## Exercise details
Gather the lines that hold the string "text".

··· Data provided

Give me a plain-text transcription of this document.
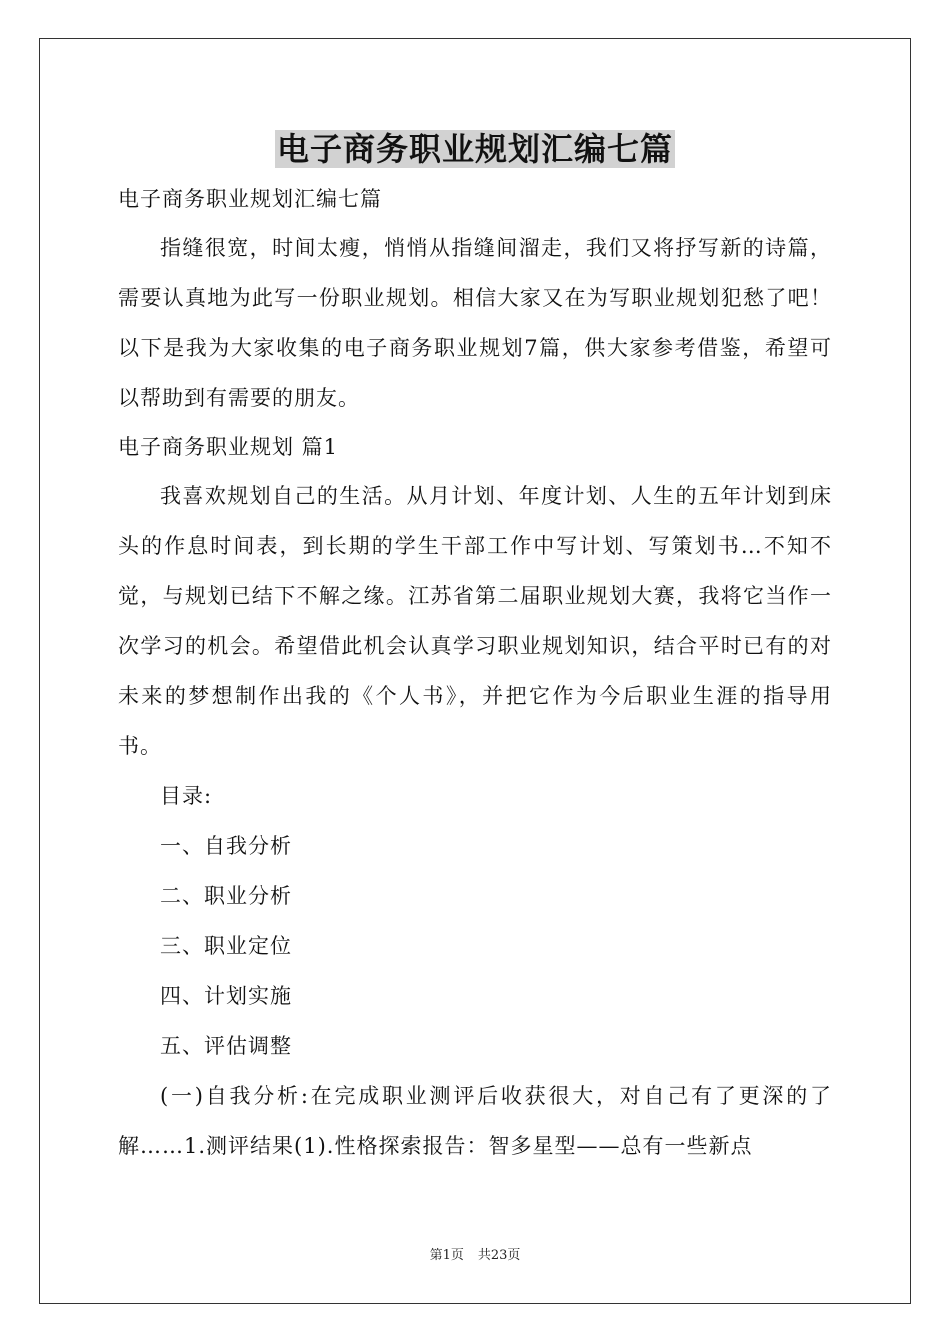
电子商务职业规划汇编七篇

电子商务职业规划汇编七篇

指缝很宽，时间太瘦，悄悄从指缝间溜走，我们又将抒写新的诗篇，需要认真地为此写一份职业规划。相信大家又在为写职业规划犯愁了吧！以下是我为大家收集的电子商务职业规划7篇，供大家参考借鉴，希望可以帮助到有需要的朋友。

电子商务职业规划 篇1

我喜欢规划自己的生活。从月计划、年度计划、人生的五年计划到床头的作息时间表，到长期的学生干部工作中写计划、写策划书…不知不觉，与规划已结下不解之缘。江苏省第二届职业规划大赛，我将它当作一次学习的机会。希望借此机会认真学习职业规划知识，结合平时已有的对未来的梦想制作出我的《个人书》，并把它作为今后职业生涯的指导用书。

目录:

一、自我分析

二、职业分析

三、职业定位

四、计划实施

五、评估调整

(一)自我分析:在完成职业测评后收获很大，对自己有了更深的了解……1.测评结果(1).性格探索报告：智多星型——总有一些新点

第1页 共23页
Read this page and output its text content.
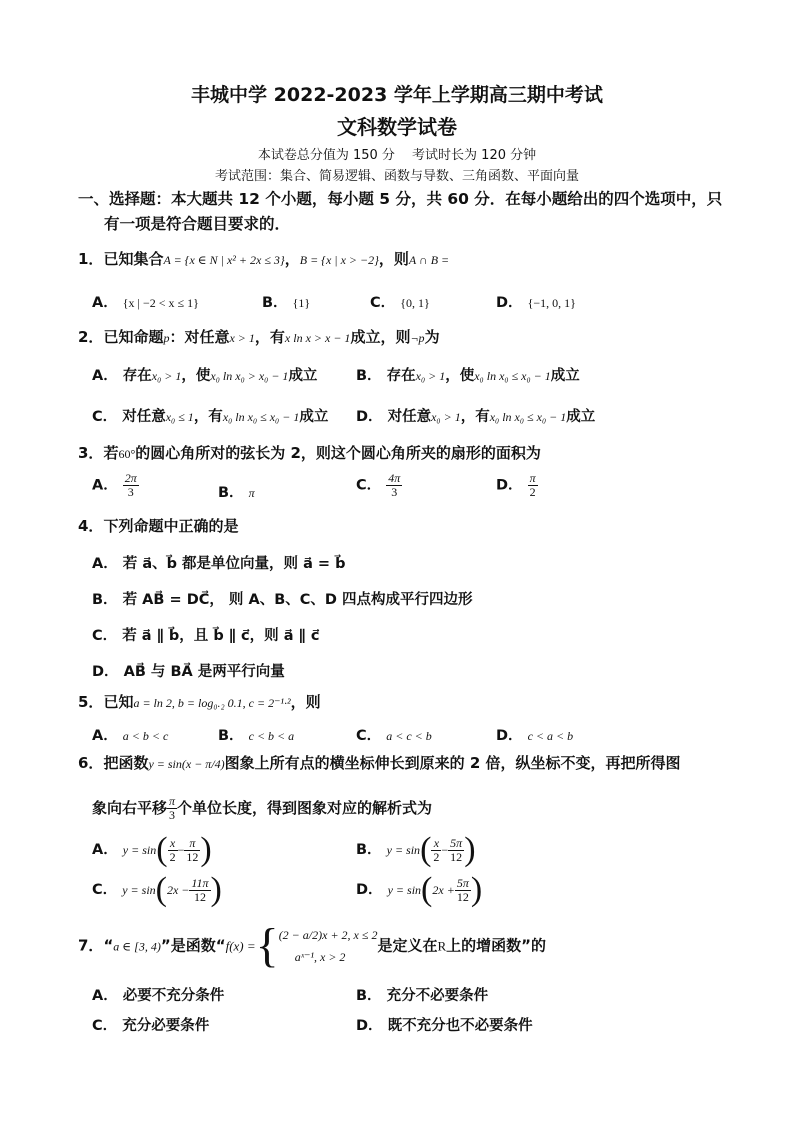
丰城中学 2022-2023 学年上学期高三期中考试
文科数学试卷
本试卷总分值为 150 分　 考试时长为 120 分钟
考试范围：集合、简易逻辑、函数与导数、三角函数、平面向量
一、选择题：本大题共 12 个小题，每小题 5 分，共 60 分．在每小题给出的四个选项中，只
有一项是符合题目要求的．
1．已知集合A = {x ∈ N | x² + 2x ≤ 3}，B = {x | x > −2}，则A ∩ B =
A． {x | −2 < x ≤ 1}	B． {1}	C． {0, 1}	D． {−1, 0, 1}
2．已知命题p：对任意x > 1，有x ln x > x − 1成立，则¬p为
A． 存在x₀ > 1，使x₀ ln x₀ > x₀ − 1成立	B． 存在x₀ > 1，使x₀ ln x₀ ≤ x₀ − 1成立
C． 对任意x₀ ≤ 1，有x₀ ln x₀ ≤ x₀ − 1成立 D． 对任意x₀ > 1，有x₀ ln x₀ ≤ x₀ − 1成立
3．若60°的圆心角所对的弦长为 2，则这个圆心角所夹的扇形的面积为
A． $\frac{2\pi}{3}$	B． π	C． $\frac{4\pi}{3}$	D． $\frac{\pi}{2}$
4．下列命题中正确的是
A． 若 a⃗、b⃗ 都是单位向量，则 a⃗ = b⃗
B． 若 AB⃗ = DC⃗， 则 A、B、C、D 四点构成平行四边形
C． 若 a⃗ ∥ b⃗，且 b⃗ ∥ c⃗，则 a⃗ ∥ c⃗
D． AB⃗ 与 BA⃗ 是两平行向量
5．已知a = ln 2, b = log₀.₂ 0.1, c = 2⁻¹·²，则
A． a < b < c	B． c < b < a	C． a < c < b	D． c < a < b
6．把函数y = sin(x − π/4)图象上所有点的横坐标伸长到原来的 2 倍，纵坐标不变，再把所得图
象向右平移 $\frac{\pi}{3}$ 个单位长度，得到图象对应的解析式为
A． $y = \sin( \frac{x}{2} - \frac{\pi}{12}$ )	B． $y = \sin( \frac{x}{2} - \frac{5\pi}{12}$ )
C． $y = \sin(2x - \frac{11\pi}{12}$ )	D． $y = \sin(2x + \frac{5\pi}{12}$ )
7．“a ∈ [3, 4)”是函数“f(x) ={ (2 − a/2)x + 2, x ≤ 2
aˣ⁻¹, x > 2
是定义在R上的增函数”的
A． 必要不充分条件	B． 充分不必要条件
C． 充分必要条件	D． 既不充分也不必要条件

······

## Response below
Give me a plain-text transcription of this document.
Read this page and output its text content.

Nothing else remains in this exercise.